WORK TO COMPLETE: Scan the listing below. Report each line that includes "postępowań".

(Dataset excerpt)
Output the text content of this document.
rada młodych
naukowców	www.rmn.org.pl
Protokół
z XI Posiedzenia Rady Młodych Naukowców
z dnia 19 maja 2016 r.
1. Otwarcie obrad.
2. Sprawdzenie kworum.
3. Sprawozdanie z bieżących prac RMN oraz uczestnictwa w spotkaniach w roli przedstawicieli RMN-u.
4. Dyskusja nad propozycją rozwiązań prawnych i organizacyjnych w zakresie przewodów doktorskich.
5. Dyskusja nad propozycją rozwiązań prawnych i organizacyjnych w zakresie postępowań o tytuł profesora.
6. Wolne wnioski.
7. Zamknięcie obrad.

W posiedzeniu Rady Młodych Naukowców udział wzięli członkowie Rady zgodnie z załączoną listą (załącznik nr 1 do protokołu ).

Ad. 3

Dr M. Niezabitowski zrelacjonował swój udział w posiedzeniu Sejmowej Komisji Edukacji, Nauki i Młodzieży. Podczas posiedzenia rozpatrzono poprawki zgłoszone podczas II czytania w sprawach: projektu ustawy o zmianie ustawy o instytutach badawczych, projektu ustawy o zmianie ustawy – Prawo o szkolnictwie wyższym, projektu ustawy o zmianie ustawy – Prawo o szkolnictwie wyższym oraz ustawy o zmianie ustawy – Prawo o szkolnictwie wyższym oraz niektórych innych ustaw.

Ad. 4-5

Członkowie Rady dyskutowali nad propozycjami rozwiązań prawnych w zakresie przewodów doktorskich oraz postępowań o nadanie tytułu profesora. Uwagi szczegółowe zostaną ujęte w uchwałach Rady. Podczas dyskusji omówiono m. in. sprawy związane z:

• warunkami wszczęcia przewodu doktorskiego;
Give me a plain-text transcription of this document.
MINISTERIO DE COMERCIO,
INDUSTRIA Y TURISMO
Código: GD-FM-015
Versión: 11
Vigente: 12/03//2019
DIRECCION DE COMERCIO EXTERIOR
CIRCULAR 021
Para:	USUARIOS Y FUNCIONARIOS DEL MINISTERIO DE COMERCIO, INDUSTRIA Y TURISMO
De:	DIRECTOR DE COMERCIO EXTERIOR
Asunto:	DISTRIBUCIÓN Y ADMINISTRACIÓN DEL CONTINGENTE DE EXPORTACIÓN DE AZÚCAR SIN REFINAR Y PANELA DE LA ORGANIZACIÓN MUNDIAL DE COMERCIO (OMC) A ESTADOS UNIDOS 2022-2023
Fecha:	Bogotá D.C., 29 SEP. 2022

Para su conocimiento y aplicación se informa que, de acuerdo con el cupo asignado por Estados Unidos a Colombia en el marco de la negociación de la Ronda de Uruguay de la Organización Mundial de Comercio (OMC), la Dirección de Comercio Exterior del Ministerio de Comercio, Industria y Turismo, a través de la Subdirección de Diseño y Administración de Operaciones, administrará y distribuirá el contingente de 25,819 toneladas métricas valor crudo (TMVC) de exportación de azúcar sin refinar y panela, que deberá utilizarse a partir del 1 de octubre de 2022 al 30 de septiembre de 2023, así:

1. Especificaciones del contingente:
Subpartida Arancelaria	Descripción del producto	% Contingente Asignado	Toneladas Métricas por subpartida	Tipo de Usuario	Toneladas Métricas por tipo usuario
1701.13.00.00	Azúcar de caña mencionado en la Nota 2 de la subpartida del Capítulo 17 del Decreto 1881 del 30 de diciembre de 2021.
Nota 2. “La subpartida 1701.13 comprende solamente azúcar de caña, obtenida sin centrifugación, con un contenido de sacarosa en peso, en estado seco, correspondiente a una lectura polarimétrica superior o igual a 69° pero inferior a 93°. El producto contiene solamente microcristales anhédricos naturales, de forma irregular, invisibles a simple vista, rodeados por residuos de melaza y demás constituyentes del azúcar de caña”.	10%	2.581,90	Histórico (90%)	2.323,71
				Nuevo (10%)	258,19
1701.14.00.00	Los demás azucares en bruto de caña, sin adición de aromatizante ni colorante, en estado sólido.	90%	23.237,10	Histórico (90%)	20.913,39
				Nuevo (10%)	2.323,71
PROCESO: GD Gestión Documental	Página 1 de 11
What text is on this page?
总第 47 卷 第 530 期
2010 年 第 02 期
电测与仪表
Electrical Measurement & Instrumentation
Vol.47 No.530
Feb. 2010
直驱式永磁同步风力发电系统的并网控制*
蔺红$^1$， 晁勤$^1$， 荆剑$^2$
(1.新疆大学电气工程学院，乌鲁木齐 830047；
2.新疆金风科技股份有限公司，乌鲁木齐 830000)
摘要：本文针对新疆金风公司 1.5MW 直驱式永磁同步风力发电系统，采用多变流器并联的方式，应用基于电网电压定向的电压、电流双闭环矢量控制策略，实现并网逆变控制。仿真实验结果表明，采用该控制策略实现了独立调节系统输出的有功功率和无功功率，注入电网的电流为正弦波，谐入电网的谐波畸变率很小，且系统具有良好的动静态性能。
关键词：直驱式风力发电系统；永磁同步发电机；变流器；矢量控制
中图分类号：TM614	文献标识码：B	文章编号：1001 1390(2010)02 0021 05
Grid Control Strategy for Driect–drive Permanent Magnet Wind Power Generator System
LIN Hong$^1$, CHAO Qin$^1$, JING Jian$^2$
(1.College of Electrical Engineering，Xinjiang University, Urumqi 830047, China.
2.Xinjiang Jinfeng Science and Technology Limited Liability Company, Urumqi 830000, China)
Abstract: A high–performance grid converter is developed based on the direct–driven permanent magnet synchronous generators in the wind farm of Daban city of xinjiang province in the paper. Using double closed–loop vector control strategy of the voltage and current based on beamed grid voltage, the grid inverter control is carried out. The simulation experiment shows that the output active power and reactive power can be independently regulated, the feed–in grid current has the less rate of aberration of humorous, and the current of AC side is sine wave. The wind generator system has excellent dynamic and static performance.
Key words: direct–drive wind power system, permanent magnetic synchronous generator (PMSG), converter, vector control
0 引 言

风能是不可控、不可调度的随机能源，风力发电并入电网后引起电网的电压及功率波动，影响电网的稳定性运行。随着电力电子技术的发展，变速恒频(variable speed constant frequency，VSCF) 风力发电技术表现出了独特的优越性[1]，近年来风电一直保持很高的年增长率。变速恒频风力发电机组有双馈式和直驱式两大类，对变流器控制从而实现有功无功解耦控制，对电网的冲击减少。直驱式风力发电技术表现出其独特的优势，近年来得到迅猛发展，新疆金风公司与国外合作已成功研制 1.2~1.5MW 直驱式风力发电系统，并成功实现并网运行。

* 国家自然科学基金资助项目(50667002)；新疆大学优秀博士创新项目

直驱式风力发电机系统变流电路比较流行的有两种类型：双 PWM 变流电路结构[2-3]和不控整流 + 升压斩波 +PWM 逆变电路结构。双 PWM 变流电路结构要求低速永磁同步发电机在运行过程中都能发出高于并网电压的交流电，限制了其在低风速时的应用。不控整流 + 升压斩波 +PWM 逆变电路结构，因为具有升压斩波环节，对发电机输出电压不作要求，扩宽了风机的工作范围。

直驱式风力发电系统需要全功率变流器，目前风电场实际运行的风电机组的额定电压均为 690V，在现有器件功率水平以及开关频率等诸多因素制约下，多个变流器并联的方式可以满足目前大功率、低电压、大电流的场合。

FINISHED EXERCISE:
5. Dyskusja nad propozycją rozwiązań prawnych i organizacyjnych w zakresie postępowań o tytuł profesora.
Członkowie Rady dyskutowali nad propozycjami rozwiązań prawnych w zakresie przewodów doktorskich oraz postępowań o nadanie tytułu profesora. Uwagi szczegółowe zostaną ujęte w uchwałach Rady. Podczas dyskusji omówiono m. in. sprawy związane z:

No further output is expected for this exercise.